__Given exercise__: Compile every line that includes the word "When".

__Material shown__:

::::

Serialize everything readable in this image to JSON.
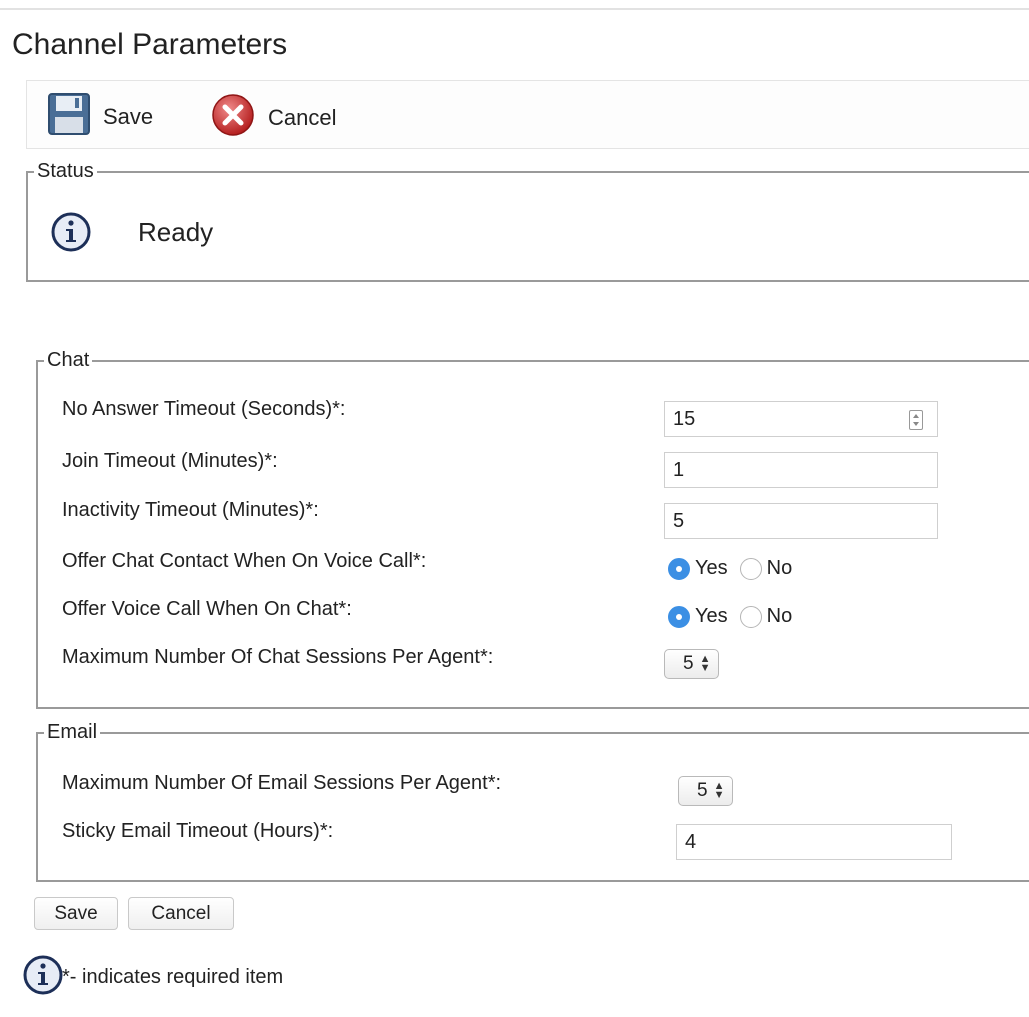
{
  "page": {
    "title": "Channel Parameters"
  },
  "toolbar": {
    "save_label": "Save",
    "cancel_label": "Cancel"
  },
  "status": {
    "legend": "Status",
    "text": "Ready"
  },
  "chat": {
    "legend": "Chat",
    "no_answer": {
      "label": "No Answer Timeout (Seconds)*:",
      "value": "15"
    },
    "join": {
      "label": "Join Timeout (Minutes)*:",
      "value": "1"
    },
    "inactivity": {
      "label": "Inactivity Timeout (Minutes)*:",
      "value": "5"
    },
    "offer_chat": {
      "label": "Offer Chat Contact When On Voice Call*:",
      "yes": "Yes",
      "no": "No",
      "selected": "Yes"
    },
    "offer_voice": {
      "label": "Offer Voice Call When On Chat*:",
      "yes": "Yes",
      "no": "No",
      "selected": "Yes"
    },
    "max_sessions": {
      "label": "Maximum Number Of Chat Sessions Per Agent*:",
      "value": "5"
    }
  },
  "email": {
    "legend": "Email",
    "max_sessions": {
      "label": "Maximum Number Of Email Sessions Per Agent*:",
      "value": "5"
    },
    "sticky": {
      "label": "Sticky Email Timeout (Hours)*:",
      "value": "4"
    }
  },
  "footer": {
    "save_label": "Save",
    "cancel_label": "Cancel",
    "note": "*- indicates required item"
  },
  "icons": {
    "save": "floppy-disk-icon",
    "cancel": "red-x-circle-icon",
    "info": "info-icon"
  }
}
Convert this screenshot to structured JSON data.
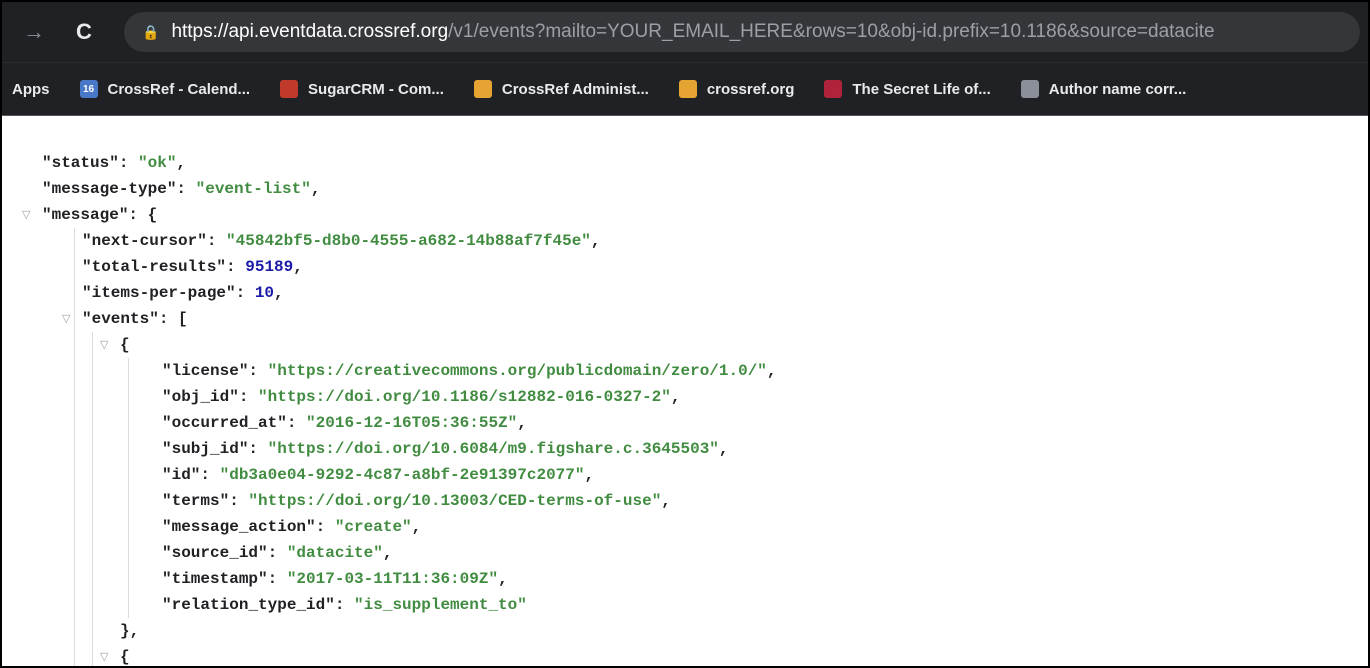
{
  "browser": {
    "url_host": "https://api.eventdata.crossref.org",
    "url_path": "/v1/events?mailto=YOUR_EMAIL_HERE&rows=10&obj-id.prefix=10.1186&source=datacite",
    "icons": {
      "back": "back-arrow-icon",
      "reload": "reload-icon",
      "lock": "lock-icon"
    },
    "colors": {
      "toolbar": "#202124",
      "omnibox": "#35363a"
    }
  },
  "bookmarks": {
    "apps_label": "Apps",
    "items": [
      {
        "label": "CrossRef - Calend...",
        "icon": "calendar-icon",
        "color": "#4a78c8",
        "glyph": "16"
      },
      {
        "label": "SugarCRM - Com...",
        "icon": "sugarcrm-cube-icon",
        "color": "#c0392b",
        "glyph": ""
      },
      {
        "label": "CrossRef Administ...",
        "icon": "crossref-logo-icon",
        "color": "#e6a532",
        "glyph": ""
      },
      {
        "label": "crossref.org",
        "icon": "crossref-logo-icon",
        "color": "#e6a532",
        "glyph": ""
      },
      {
        "label": "The Secret Life of...",
        "icon": "bookmark-red-icon",
        "color": "#b0233a",
        "glyph": ""
      },
      {
        "label": "Author name corr...",
        "icon": "document-thumbnail-icon",
        "color": "#8a8f99",
        "glyph": ""
      }
    ]
  },
  "json_view": {
    "colors": {
      "key": "#202124",
      "string": "#418c41",
      "number": "#1a1aa6"
    },
    "lines": [
      {
        "indent": 0,
        "key": "\"status\"",
        "value": "\"ok\"",
        "vtype": "s",
        "trail": ","
      },
      {
        "indent": 0,
        "key": "\"message-type\"",
        "value": "\"event-list\"",
        "vtype": "s",
        "trail": ","
      },
      {
        "indent": 0,
        "key": "\"message\"",
        "value": "",
        "vtype": "p",
        "trail": "{",
        "toggle": true
      },
      {
        "indent": 1,
        "key": "\"next-cursor\"",
        "value": "\"45842bf5-d8b0-4555-a682-14b88af7f45e\"",
        "vtype": "s",
        "trail": ","
      },
      {
        "indent": 1,
        "key": "\"total-results\"",
        "value": "95189",
        "vtype": "n",
        "trail": ","
      },
      {
        "indent": 1,
        "key": "\"items-per-page\"",
        "value": "10",
        "vtype": "n",
        "trail": ","
      },
      {
        "indent": 1,
        "key": "\"events\"",
        "value": "",
        "vtype": "p",
        "trail": "[",
        "toggle": true
      },
      {
        "indent": 2,
        "key": "",
        "value": "",
        "vtype": "p",
        "trail": "{",
        "toggle": true
      },
      {
        "indent": 3,
        "key": "\"license\"",
        "value": "\"https://creativecommons.org/publicdomain/zero/1.0/\"",
        "vtype": "s",
        "trail": ","
      },
      {
        "indent": 3,
        "key": "\"obj_id\"",
        "value": "\"https://doi.org/10.1186/s12882-016-0327-2\"",
        "vtype": "s",
        "trail": ","
      },
      {
        "indent": 3,
        "key": "\"occurred_at\"",
        "value": "\"2016-12-16T05:36:55Z\"",
        "vtype": "s",
        "trail": ","
      },
      {
        "indent": 3,
        "key": "\"subj_id\"",
        "value": "\"https://doi.org/10.6084/m9.figshare.c.3645503\"",
        "vtype": "s",
        "trail": ","
      },
      {
        "indent": 3,
        "key": "\"id\"",
        "value": "\"db3a0e04-9292-4c87-a8bf-2e91397c2077\"",
        "vtype": "s",
        "trail": ","
      },
      {
        "indent": 3,
        "key": "\"terms\"",
        "value": "\"https://doi.org/10.13003/CED-terms-of-use\"",
        "vtype": "s",
        "trail": ","
      },
      {
        "indent": 3,
        "key": "\"message_action\"",
        "value": "\"create\"",
        "vtype": "s",
        "trail": ","
      },
      {
        "indent": 3,
        "key": "\"source_id\"",
        "value": "\"datacite\"",
        "vtype": "s",
        "trail": ","
      },
      {
        "indent": 3,
        "key": "\"timestamp\"",
        "value": "\"2017-03-11T11:36:09Z\"",
        "vtype": "s",
        "trail": ","
      },
      {
        "indent": 3,
        "key": "\"relation_type_id\"",
        "value": "\"is_supplement_to\"",
        "vtype": "s",
        "trail": ""
      },
      {
        "indent": 2,
        "key": "",
        "value": "",
        "vtype": "p",
        "trail": "},"
      },
      {
        "indent": 2,
        "key": "",
        "value": "",
        "vtype": "p",
        "trail": "{",
        "toggle": true
      }
    ]
  }
}
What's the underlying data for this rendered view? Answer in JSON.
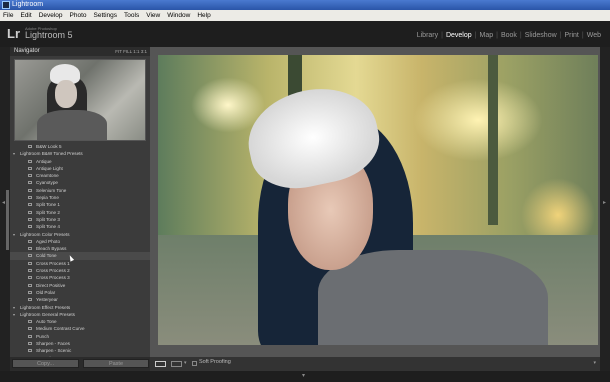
{
  "window": {
    "title": "Lightroom"
  },
  "menu": [
    "File",
    "Edit",
    "Develop",
    "Photo",
    "Settings",
    "Tools",
    "View",
    "Window",
    "Help"
  ],
  "identity": {
    "logo": "Lr",
    "company": "Adobe Photoshop",
    "product": "Lightroom 5"
  },
  "modules": [
    {
      "label": "Library",
      "active": false
    },
    {
      "label": "Develop",
      "active": true
    },
    {
      "label": "Map",
      "active": false
    },
    {
      "label": "Book",
      "active": false
    },
    {
      "label": "Slideshow",
      "active": false
    },
    {
      "label": "Print",
      "active": false
    },
    {
      "label": "Web",
      "active": false
    }
  ],
  "navigator": {
    "title": "Navigator",
    "zoom_options": "FIT  FILL  1:1  3:1"
  },
  "presets": [
    {
      "type": "item",
      "label": "B&W Look 5"
    },
    {
      "type": "folder",
      "label": "Lightroom B&W Toned Presets"
    },
    {
      "type": "item",
      "label": "Antique"
    },
    {
      "type": "item",
      "label": "Antique Light"
    },
    {
      "type": "item",
      "label": "Creamtone"
    },
    {
      "type": "item",
      "label": "Cyanotype"
    },
    {
      "type": "item",
      "label": "Selenium Tone"
    },
    {
      "type": "item",
      "label": "Sepia Tone"
    },
    {
      "type": "item",
      "label": "Split Tone 1"
    },
    {
      "type": "item",
      "label": "Split Tone 2"
    },
    {
      "type": "item",
      "label": "Split Tone 3"
    },
    {
      "type": "item",
      "label": "Split Tone 4"
    },
    {
      "type": "folder",
      "label": "Lightroom Color Presets"
    },
    {
      "type": "item",
      "label": "Aged Photo"
    },
    {
      "type": "item",
      "label": "Bleach Bypass"
    },
    {
      "type": "item",
      "label": "Cold Tone",
      "selected": true
    },
    {
      "type": "item",
      "label": "Cross Process 1"
    },
    {
      "type": "item",
      "label": "Cross Process 2"
    },
    {
      "type": "item",
      "label": "Cross Process 3"
    },
    {
      "type": "item",
      "label": "Direct Positive"
    },
    {
      "type": "item",
      "label": "Old Polar"
    },
    {
      "type": "item",
      "label": "Yesteryear"
    },
    {
      "type": "folder",
      "label": "Lightroom Effect Presets"
    },
    {
      "type": "folder",
      "label": "Lightroom General Presets"
    },
    {
      "type": "item",
      "label": "Auto Tone"
    },
    {
      "type": "item",
      "label": "Medium Contrast Curve"
    },
    {
      "type": "item",
      "label": "Punch"
    },
    {
      "type": "item",
      "label": "Sharpen - Faces"
    },
    {
      "type": "item",
      "label": "Sharpen - Scenic"
    },
    {
      "type": "item",
      "label": "Zeroed"
    }
  ],
  "buttons": {
    "copy": "Copy...",
    "paste": "Paste"
  },
  "toolbar": {
    "soft_proofing": "Soft Proofing",
    "end_arrow": "▾"
  }
}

::::

__Solution for this exercise__:
      "label": "Offer Chat Contact When On Voice Call*:",
      "label": "Offer Voice Call When On Chat*:",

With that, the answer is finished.